_What you will do_
Copy the data exactly; pictures stay out of the copy.

#### Given records

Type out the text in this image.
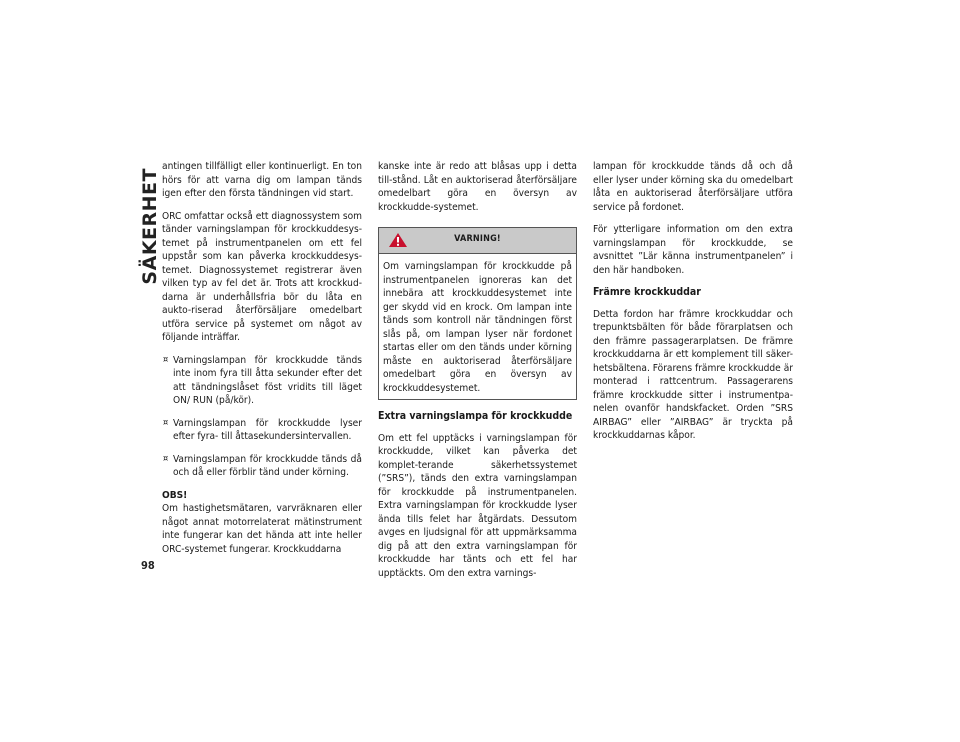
SÄKERHET
98

antingen tillfälligt eller kontinuerligt. En ton hörs för att varna dig om lampan tänds igen efter den första tändningen vid start.

ORC omfattar också ett diagnossystem som tänder varningslampan för krockkuddesys-temet på instrumentpanelen om ett fel uppstår som kan påverka krockkuddesys-temet. Diagnossystemet registrerar även vilken typ av fel det är. Trots att krockkud-darna är underhållsfria bör du låta en aukto-riserad återförsäljare omedelbart utföra service på systemet om något av följande inträffar.

¤ Varningslampan för krockkudde tänds inte inom fyra till åtta sekunder efter det att tändningslåset föst vridits till läget ON/ RUN (på/kör).
¤ Varningslampan för krockkudde lyser efter fyra- till åttasekundersintervallen.
¤ Varningslampan för krockkudde tänds då och då eller förblir tänd under körning.
OBS!

Om hastighetsmätaren, varvräknaren eller något annat motorrelaterat mätinstrument inte fungerar kan det hända att inte heller ORC-systemet fungerar. Krockkuddarna

kanske inte är redo att blåsas upp i detta till-stånd. Låt en auktoriserad återförsäljare omedelbart göra en översyn av krockkudde-systemet.

VARNING!

Om varningslampan för krockkudde på instrumentpanelen ignoreras kan det innebära att krockkuddesystemet inte ger skydd vid en krock. Om lampan inte tänds som kontroll när tändningen först slås på, om lampan lyser när fordonet startas eller om den tänds under körning måste en auktoriserad återförsäljare omedelbart göra en översyn av krockkuddesystemet.

Extra varningslampa för krockkudde

Om ett fel upptäcks i varningslampan för krockkudde, vilket kan påverka det komplet-terande säkerhetssystemet (”SRS”), tänds den extra varningslampan för krockkudde på instrumentpanelen. Extra varningslampan för krockkudde lyser ända tills felet har åtgärdats. Dessutom avges en ljudsignal för att uppmärksamma dig på att den extra varningslampan för krockkudde har tänts och ett fel har upptäckts. Om den extra varnings-

lampan för krockkudde tänds då och då eller lyser under körning ska du omedelbart låta en auktoriserad återförsäljare utföra service på fordonet.

För ytterligare information om den extra varningslampan för krockkudde, se avsnittet ”Lär känna instrumentpanelen” i den här handboken.

Främre krockkuddar

Detta fordon har främre krockkuddar och trepunktsbälten för både förarplatsen och den främre passagerarplatsen. De främre krockkuddarna är ett komplement till säker-hetsbältena. Förarens främre krockkudde är monterad i rattcentrum. Passagerarens främre krockkudde sitter i instrumentpa-nelen ovanför handskfacket. Orden ”SRS AIRBAG” eller ”AIRBAG” är tryckta på krockkuddarnas kåpor.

########

_Expected answer_
Type out the text in this image.
SÄKERHET
98

antingen tillfälligt eller kontinuerligt. En ton hörs för att varna dig om lampan tänds igen efter den första tändningen vid start.

ORC omfattar också ett diagnossystem som tänder varningslampan för krockkuddesys-temet på instrumentpanelen om ett fel uppstår som kan påverka krockkuddesys-temet. Diagnossystemet registrerar även vilken typ av fel det är. Trots att krockkud-darna är underhållsfria bör du låta en aukto-riserad återförsäljare omedelbart utföra service på systemet om något av följande inträffar.

¤ Varningslampan för krockkudde tänds inte inom fyra till åtta sekunder efter det att tändningslåset föst vridits till läget ON/ RUN (på/kör).
¤ Varningslampan för krockkudde lyser efter fyra- till åttasekundersintervallen.
¤ Varningslampan för krockkudde tänds då och då eller förblir tänd under körning.
OBS!

Om hastighetsmätaren, varvräknaren eller något annat motorrelaterat mätinstrument inte fungerar kan det hända att inte heller ORC-systemet fungerar. Krockkuddarna

kanske inte är redo att blåsas upp i detta till-stånd. Låt en auktoriserad återförsäljare omedelbart göra en översyn av krockkudde-systemet.

VARNING!

Om varningslampan för krockkudde på instrumentpanelen ignoreras kan det innebära att krockkuddesystemet inte ger skydd vid en krock. Om lampan inte tänds som kontroll när tändningen först slås på, om lampan lyser när fordonet startas eller om den tänds under körning måste en auktoriserad återförsäljare omedelbart göra en översyn av krockkuddesystemet.

Extra varningslampa för krockkudde

Om ett fel upptäcks i varningslampan för krockkudde, vilket kan påverka det komplet-terande säkerhetssystemet (”SRS”), tänds den extra varningslampan för krockkudde på instrumentpanelen. Extra varningslampan för krockkudde lyser ända tills felet har åtgärdats. Dessutom avges en ljudsignal för att uppmärksamma dig på att den extra varningslampan för krockkudde har tänts och ett fel har upptäckts. Om den extra varnings-

lampan för krockkudde tänds då och då eller lyser under körning ska du omedelbart låta en auktoriserad återförsäljare utföra service på fordonet.

För ytterligare information om den extra varningslampan för krockkudde, se avsnittet ”Lär känna instrumentpanelen” i den här handboken.

Främre krockkuddar

Detta fordon har främre krockkuddar och trepunktsbälten för både förarplatsen och den främre passagerarplatsen. De främre krockkuddarna är ett komplement till säker-hetsbältena. Förarens främre krockkudde är monterad i rattcentrum. Passagerarens främre krockkudde sitter i instrumentpa-nelen ovanför handskfacket. Orden ”SRS AIRBAG” eller ”AIRBAG” är tryckta på krockkuddarnas kåpor.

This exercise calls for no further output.